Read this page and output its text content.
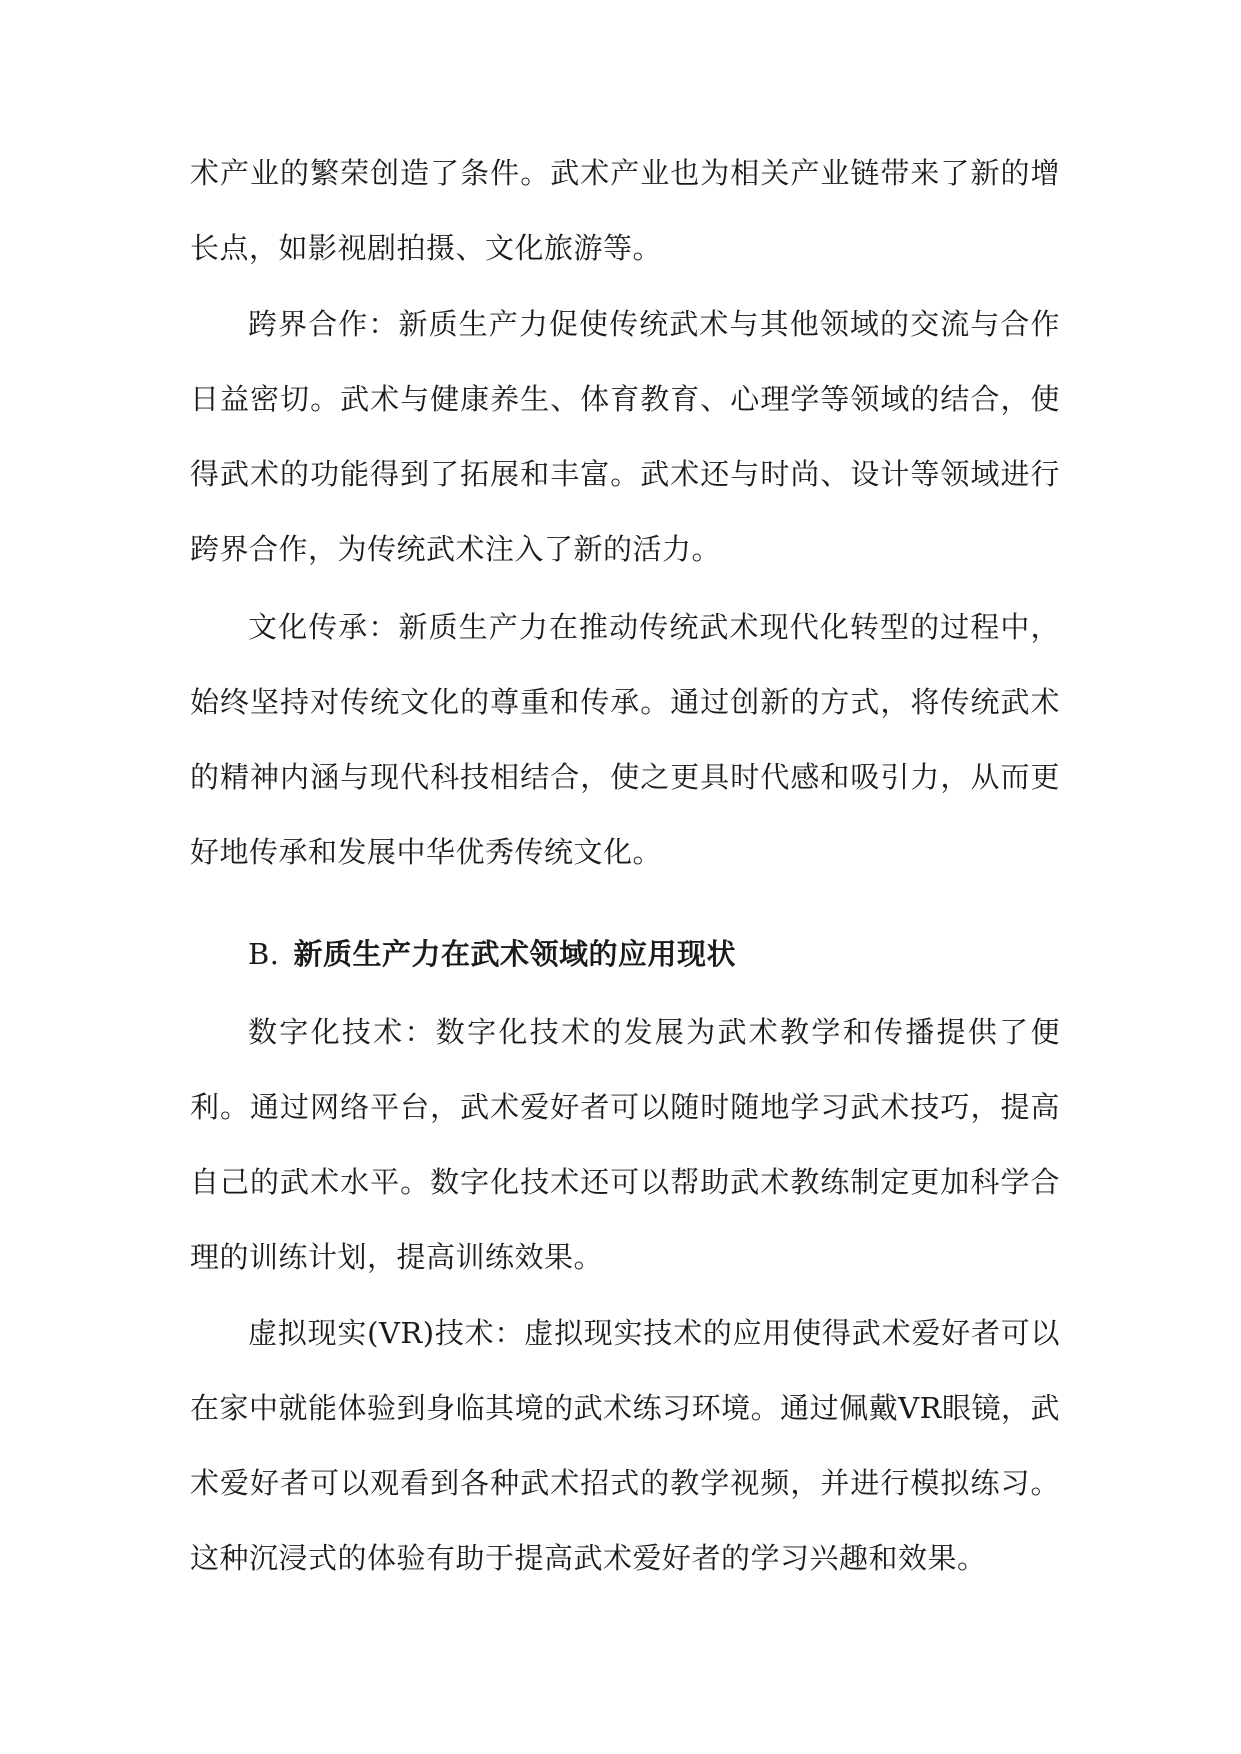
术产业的繁荣创造了条件。武术产业也为相关产业链带来了新的增长点，如影视剧拍摄、文化旅游等。

跨界合作：新质生产力促使传统武术与其他领域的交流与合作日益密切。武术与健康养生、体育教育、心理学等领域的结合，使得武术的功能得到了拓展和丰富。武术还与时尚、设计等领域进行跨界合作，为传统武术注入了新的活力。

文化传承：新质生产力在推动传统武术现代化转型的过程中，始终坚持对传统文化的尊重和传承。通过创新的方式，将传统武术的精神内涵与现代科技相结合，使之更具时代感和吸引力，从而更好地传承和发展中华优秀传统文化。

B. 新质生产力在武术领域的应用现状

数字化技术：数字化技术的发展为武术教学和传播提供了便利。通过网络平台，武术爱好者可以随时随地学习武术技巧，提高自己的武术水平。数字化技术还可以帮助武术教练制定更加科学合理的训练计划，提高训练效果。

虚拟现实(VR)技术：虚拟现实技术的应用使得武术爱好者可以在家中就能体验到身临其境的武术练习环境。通过佩戴VR眼镜，武术爱好者可以观看到各种武术招式的教学视频，并进行模拟练习。这种沉浸式的体验有助于提高武术爱好者的学习兴趣和效果。
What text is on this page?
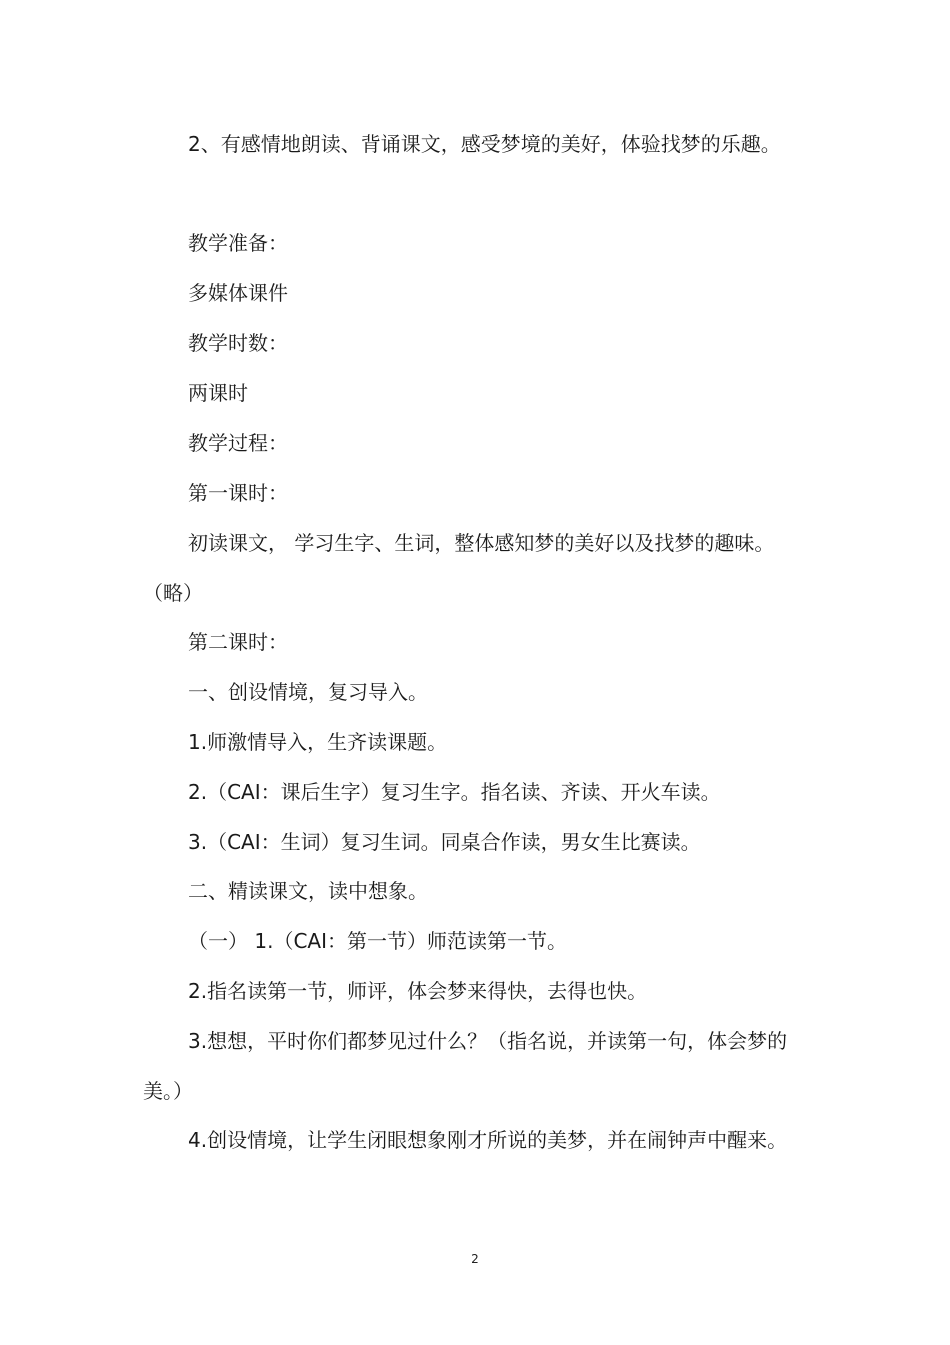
2、有感情地朗读、背诵课文，感受梦境的美好，体验找梦的乐趣。

教学准备：

多媒体课件

教学时数：

两课时

教学过程：

第一课时：

初读课文， 学习生字、生词，整体感知梦的美好以及找梦的趣味。（略）

第二课时：

一、创设情境，复习导入。

1.师激情导入，生齐读课题。

2.（CAI：课后生字）复习生字。指名读、齐读、开火车读。

3.（CAI：生词）复习生词。同桌合作读，男女生比赛读。

二、精读课文，读中想象。

（一） 1.（CAI：第一节）师范读第一节。

2.指名读第一节，师评，体会梦来得快，去得也快。

3.想想，平时你们都梦见过什么？（指名说，并读第一句，体会梦的美。）

4.创设情境，让学生闭眼想象刚才所说的美梦，并在闹钟声中醒来。

2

____________________

Given problem =>
Give the number of lines in the listing above that contain "this", and nothing else.

Correct result =>
2